Data for processing:
+++++

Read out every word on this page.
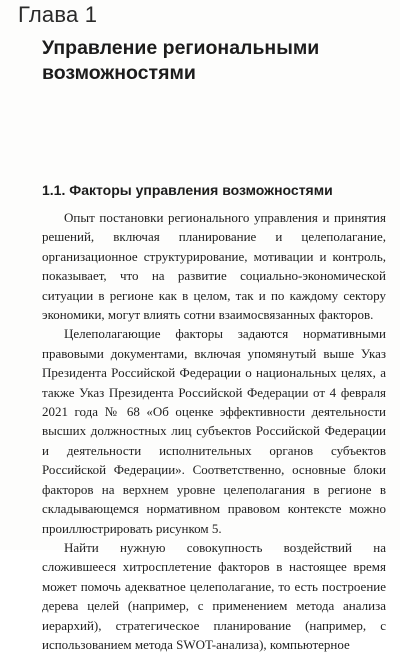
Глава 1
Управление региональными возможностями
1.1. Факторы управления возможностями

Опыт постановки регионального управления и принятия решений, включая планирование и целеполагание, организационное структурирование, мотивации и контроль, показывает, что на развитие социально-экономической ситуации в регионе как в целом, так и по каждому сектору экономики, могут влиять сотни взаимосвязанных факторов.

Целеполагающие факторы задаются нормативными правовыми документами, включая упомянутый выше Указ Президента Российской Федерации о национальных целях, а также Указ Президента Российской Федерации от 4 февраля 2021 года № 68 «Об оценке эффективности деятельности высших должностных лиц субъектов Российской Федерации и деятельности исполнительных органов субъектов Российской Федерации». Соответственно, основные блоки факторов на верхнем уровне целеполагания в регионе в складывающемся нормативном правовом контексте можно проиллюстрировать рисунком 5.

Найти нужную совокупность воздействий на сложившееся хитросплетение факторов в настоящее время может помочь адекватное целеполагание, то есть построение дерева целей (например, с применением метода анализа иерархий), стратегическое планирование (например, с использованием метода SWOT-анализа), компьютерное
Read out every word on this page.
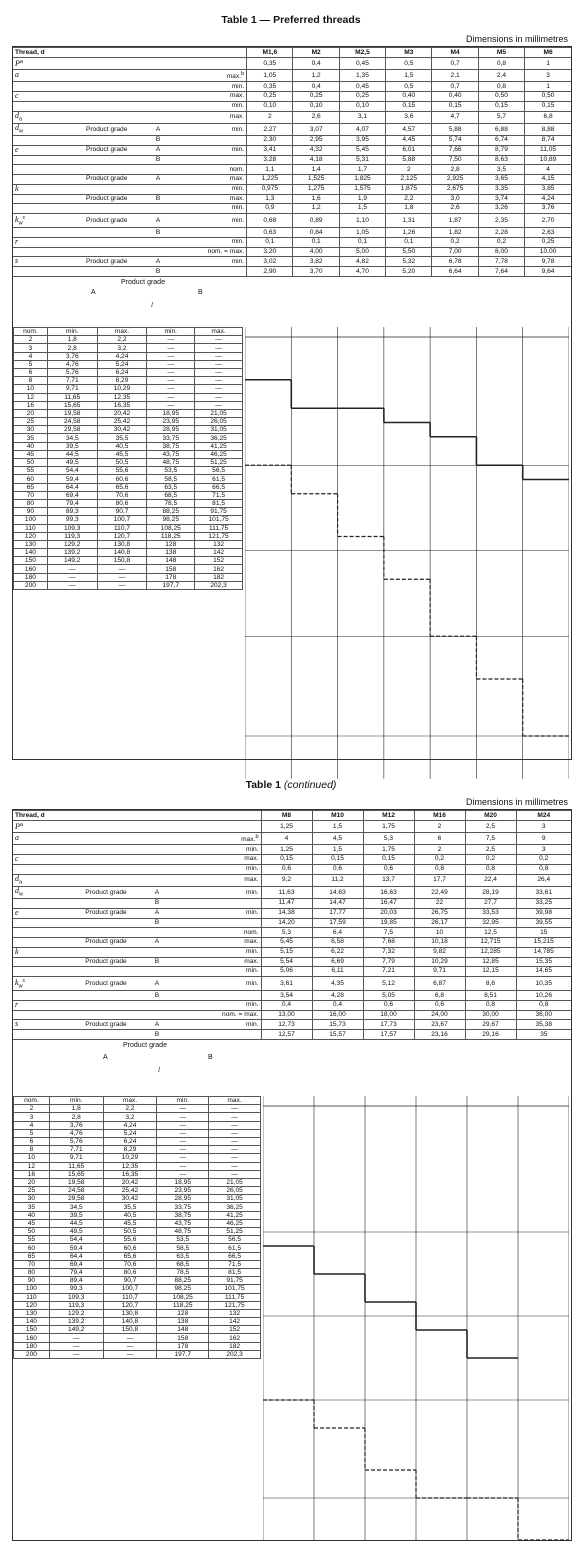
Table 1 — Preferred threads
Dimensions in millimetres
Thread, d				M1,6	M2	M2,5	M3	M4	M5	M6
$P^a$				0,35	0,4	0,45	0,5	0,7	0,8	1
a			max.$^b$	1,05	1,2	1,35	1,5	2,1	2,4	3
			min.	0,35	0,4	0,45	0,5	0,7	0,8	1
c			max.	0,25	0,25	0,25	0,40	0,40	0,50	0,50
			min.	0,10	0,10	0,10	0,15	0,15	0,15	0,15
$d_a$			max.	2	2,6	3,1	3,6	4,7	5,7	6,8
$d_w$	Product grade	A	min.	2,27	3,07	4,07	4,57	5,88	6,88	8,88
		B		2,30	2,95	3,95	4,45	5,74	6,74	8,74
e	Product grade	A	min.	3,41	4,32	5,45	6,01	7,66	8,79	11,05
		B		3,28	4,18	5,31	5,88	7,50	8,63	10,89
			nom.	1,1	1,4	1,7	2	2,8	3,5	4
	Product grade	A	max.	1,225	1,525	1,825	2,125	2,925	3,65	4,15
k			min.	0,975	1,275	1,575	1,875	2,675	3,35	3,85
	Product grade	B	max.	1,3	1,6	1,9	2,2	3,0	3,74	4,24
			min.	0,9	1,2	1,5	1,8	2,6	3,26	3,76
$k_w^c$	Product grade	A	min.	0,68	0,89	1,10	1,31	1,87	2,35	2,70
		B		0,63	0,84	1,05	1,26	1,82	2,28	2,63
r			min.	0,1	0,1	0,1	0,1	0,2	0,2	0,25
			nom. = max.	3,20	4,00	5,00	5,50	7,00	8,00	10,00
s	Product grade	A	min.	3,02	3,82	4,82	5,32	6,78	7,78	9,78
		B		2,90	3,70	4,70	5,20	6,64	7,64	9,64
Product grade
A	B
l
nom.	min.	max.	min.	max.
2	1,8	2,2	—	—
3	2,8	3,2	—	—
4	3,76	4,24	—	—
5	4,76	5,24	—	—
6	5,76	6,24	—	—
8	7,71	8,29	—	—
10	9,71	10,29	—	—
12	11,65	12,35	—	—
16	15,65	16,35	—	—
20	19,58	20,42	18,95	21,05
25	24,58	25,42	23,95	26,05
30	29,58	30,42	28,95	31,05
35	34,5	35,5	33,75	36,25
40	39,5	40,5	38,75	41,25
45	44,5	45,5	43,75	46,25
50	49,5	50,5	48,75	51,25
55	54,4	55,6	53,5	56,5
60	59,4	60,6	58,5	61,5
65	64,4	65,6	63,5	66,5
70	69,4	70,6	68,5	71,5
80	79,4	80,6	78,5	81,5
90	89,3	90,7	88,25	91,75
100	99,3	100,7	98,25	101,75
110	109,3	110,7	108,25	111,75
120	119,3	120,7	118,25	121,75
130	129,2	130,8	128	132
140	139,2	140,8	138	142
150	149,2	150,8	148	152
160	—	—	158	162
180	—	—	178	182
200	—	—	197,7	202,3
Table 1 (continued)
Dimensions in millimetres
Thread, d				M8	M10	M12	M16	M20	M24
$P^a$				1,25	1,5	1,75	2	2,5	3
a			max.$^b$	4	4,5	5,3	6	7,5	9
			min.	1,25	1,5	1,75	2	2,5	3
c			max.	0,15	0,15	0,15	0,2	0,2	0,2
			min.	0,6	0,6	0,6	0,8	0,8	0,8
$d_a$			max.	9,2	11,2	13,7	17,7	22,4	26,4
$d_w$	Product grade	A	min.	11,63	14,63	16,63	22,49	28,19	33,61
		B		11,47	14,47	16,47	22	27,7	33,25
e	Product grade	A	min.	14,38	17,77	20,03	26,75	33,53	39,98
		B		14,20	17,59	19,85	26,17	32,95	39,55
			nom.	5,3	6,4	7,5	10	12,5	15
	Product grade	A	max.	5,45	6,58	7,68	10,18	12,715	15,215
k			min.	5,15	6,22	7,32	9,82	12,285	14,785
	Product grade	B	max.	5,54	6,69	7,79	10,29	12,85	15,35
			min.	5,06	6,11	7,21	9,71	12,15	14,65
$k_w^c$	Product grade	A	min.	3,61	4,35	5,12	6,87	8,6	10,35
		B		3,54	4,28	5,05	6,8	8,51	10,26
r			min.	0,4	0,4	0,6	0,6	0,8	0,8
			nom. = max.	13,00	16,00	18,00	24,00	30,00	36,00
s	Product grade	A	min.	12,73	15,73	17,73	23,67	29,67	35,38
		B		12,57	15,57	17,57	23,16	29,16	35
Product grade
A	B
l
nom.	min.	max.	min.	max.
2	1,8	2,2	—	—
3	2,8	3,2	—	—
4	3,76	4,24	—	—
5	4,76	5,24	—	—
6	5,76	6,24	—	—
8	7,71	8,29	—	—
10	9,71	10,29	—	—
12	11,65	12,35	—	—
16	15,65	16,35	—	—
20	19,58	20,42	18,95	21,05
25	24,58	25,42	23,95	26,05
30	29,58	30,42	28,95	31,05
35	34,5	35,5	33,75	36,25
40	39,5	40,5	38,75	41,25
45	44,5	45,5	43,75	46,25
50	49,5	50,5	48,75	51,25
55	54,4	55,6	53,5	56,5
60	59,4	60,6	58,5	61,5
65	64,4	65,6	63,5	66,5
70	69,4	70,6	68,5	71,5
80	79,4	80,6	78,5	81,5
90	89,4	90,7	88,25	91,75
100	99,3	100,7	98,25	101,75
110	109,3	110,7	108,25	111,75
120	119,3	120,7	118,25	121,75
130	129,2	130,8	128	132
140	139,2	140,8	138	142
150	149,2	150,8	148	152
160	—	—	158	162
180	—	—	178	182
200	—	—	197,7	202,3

+++++

Given exercise: Quote each record exactly as it stands, minus the pictures.

Solution:
Read out every word on this page.
Глава 1
Управление региональными возможностями
1.1. Факторы управления возможностями

Опыт постановки регионального управления и принятия решений, включая планирование и целеполагание, организационное структурирование, мотивации и контроль, показывает, что на развитие социально-экономической ситуации в регионе как в целом, так и по каждому сектору экономики, могут влиять сотни взаимосвязанных факторов.

Целеполагающие факторы задаются нормативными правовыми документами, включая упомянутый выше Указ Президента Российской Федерации о национальных целях, а также Указ Президента Российской Федерации от 4 февраля 2021 года № 68 «Об оценке эффективности деятельности высших должностных лиц субъектов Российской Федерации и деятельности исполнительных органов субъектов Российской Федерации». Соответственно, основные блоки факторов на верхнем уровне целеполагания в регионе в складывающемся нормативном правовом контексте можно проиллюстрировать рисунком 5.

Найти нужную совокупность воздействий на сложившееся хитросплетение факторов в настоящее время может помочь адекватное целеполагание, то есть построение дерева целей (например, с применением метода анализа иерархий), стратегическое планирование (например, с использованием метода SWOT-анализа), компьютерное
Read out every word on this page.
Table 1 — Preferred threads
Dimensions in millimetres
Thread, d				M1,6	M2	M2,5	M3	M4	M5	M6
$P^a$				0,35	0,4	0,45	0,5	0,7	0,8	1
a			max.$^b$	1,05	1,2	1,35	1,5	2,1	2,4	3
			min.	0,35	0,4	0,45	0,5	0,7	0,8	1
c			max.	0,25	0,25	0,25	0,40	0,40	0,50	0,50
			min.	0,10	0,10	0,10	0,15	0,15	0,15	0,15
$d_a$			max.	2	2,6	3,1	3,6	4,7	5,7	6,8
$d_w$	Product grade	A	min.	2,27	3,07	4,07	4,57	5,88	6,88	8,88
		B		2,30	2,95	3,95	4,45	5,74	6,74	8,74
e	Product grade	A	min.	3,41	4,32	5,45	6,01	7,66	8,79	11,05
		B		3,28	4,18	5,31	5,88	7,50	8,63	10,89
			nom.	1,1	1,4	1,7	2	2,8	3,5	4
	Product grade	A	max.	1,225	1,525	1,825	2,125	2,925	3,65	4,15
k			min.	0,975	1,275	1,575	1,875	2,675	3,35	3,85
	Product grade	B	max.	1,3	1,6	1,9	2,2	3,0	3,74	4,24
			min.	0,9	1,2	1,5	1,8	2,6	3,26	3,76
$k_w^c$	Product grade	A	min.	0,68	0,89	1,10	1,31	1,87	2,35	2,70
		B		0,63	0,84	1,05	1,26	1,82	2,28	2,63
r			min.	0,1	0,1	0,1	0,1	0,2	0,2	0,25
			nom. = max.	3,20	4,00	5,00	5,50	7,00	8,00	10,00
s	Product grade	A	min.	3,02	3,82	4,82	5,32	6,78	7,78	9,78
		B		2,90	3,70	4,70	5,20	6,64	7,64	9,64
Product grade
A	B
l
nom.	min.	max.	min.	max.
2	1,8	2,2	—	—
3	2,8	3,2	—	—
4	3,76	4,24	—	—
5	4,76	5,24	—	—
6	5,76	6,24	—	—
8	7,71	8,29	—	—
10	9,71	10,29	—	—
12	11,65	12,35	—	—
16	15,65	16,35	—	—
20	19,58	20,42	18,95	21,05
25	24,58	25,42	23,95	26,05
30	29,58	30,42	28,95	31,05
35	34,5	35,5	33,75	36,25
40	39,5	40,5	38,75	41,25
45	44,5	45,5	43,75	46,25
50	49,5	50,5	48,75	51,25
55	54,4	55,6	53,5	56,5
60	59,4	60,6	58,5	61,5
65	64,4	65,6	63,5	66,5
70	69,4	70,6	68,5	71,5
80	79,4	80,6	78,5	81,5
90	89,3	90,7	88,25	91,75
100	99,3	100,7	98,25	101,75
110	109,3	110,7	108,25	111,75
120	119,3	120,7	118,25	121,75
130	129,2	130,8	128	132
140	139,2	140,8	138	142
150	149,2	150,8	148	152
160	—	—	158	162
180	—	—	178	182
200	—	—	197,7	202,3
Table 1 (continued)
Dimensions in millimetres
Thread, d				M8	M10	M12	M16	M20	M24
$P^a$				1,25	1,5	1,75	2	2,5	3
a			max.$^b$	4	4,5	5,3	6	7,5	9
			min.	1,25	1,5	1,75	2	2,5	3
c			max.	0,15	0,15	0,15	0,2	0,2	0,2
			min.	0,6	0,6	0,6	0,8	0,8	0,8
$d_a$			max.	9,2	11,2	13,7	17,7	22,4	26,4
$d_w$	Product grade	A	min.	11,63	14,63	16,63	22,49	28,19	33,61
		B		11,47	14,47	16,47	22	27,7	33,25
e	Product grade	A	min.	14,38	17,77	20,03	26,75	33,53	39,98
		B		14,20	17,59	19,85	26,17	32,95	39,55
			nom.	5,3	6,4	7,5	10	12,5	15
	Product grade	A	max.	5,45	6,58	7,68	10,18	12,715	15,215
k			min.	5,15	6,22	7,32	9,82	12,285	14,785
	Product grade	B	max.	5,54	6,69	7,79	10,29	12,85	15,35
			min.	5,06	6,11	7,21	9,71	12,15	14,65
$k_w^c$	Product grade	A	min.	3,61	4,35	5,12	6,87	8,6	10,35
		B		3,54	4,28	5,05	6,8	8,51	10,26
r			min.	0,4	0,4	0,6	0,6	0,8	0,8
			nom. = max.	13,00	16,00	18,00	24,00	30,00	36,00
s	Product grade	A	min.	12,73	15,73	17,73	23,67	29,67	35,38
		B		12,57	15,57	17,57	23,16	29,16	35
Product grade
A	B
l
nom.	min.	max.	min.	max.
2	1,8	2,2	—	—
3	2,8	3,2	—	—
4	3,76	4,24	—	—
5	4,76	5,24	—	—
6	5,76	6,24	—	—
8	7,71	8,29	—	—
10	9,71	10,29	—	—
12	11,65	12,35	—	—
16	15,65	16,35	—	—
20	19,58	20,42	18,95	21,05
25	24,58	25,42	23,95	26,05
30	29,58	30,42	28,95	31,05
35	34,5	35,5	33,75	36,25
40	39,5	40,5	38,75	41,25
45	44,5	45,5	43,75	46,25
50	49,5	50,5	48,75	51,25
55	54,4	55,6	53,5	56,5
60	59,4	60,6	58,5	61,5
65	64,4	65,6	63,5	66,5
70	69,4	70,6	68,5	71,5
80	79,4	80,6	78,5	81,5
90	89,4	90,7	88,25	91,75
100	99,3	100,7	98,25	101,75
110	109,3	110,7	108,25	111,75
120	119,3	120,7	118,25	121,75
130	129,2	130,8	128	132
140	139,2	140,8	138	142
150	149,2	150,8	148	152
160	—	—	158	162
180	—	—	178	182
200	—	—	197,7	202,3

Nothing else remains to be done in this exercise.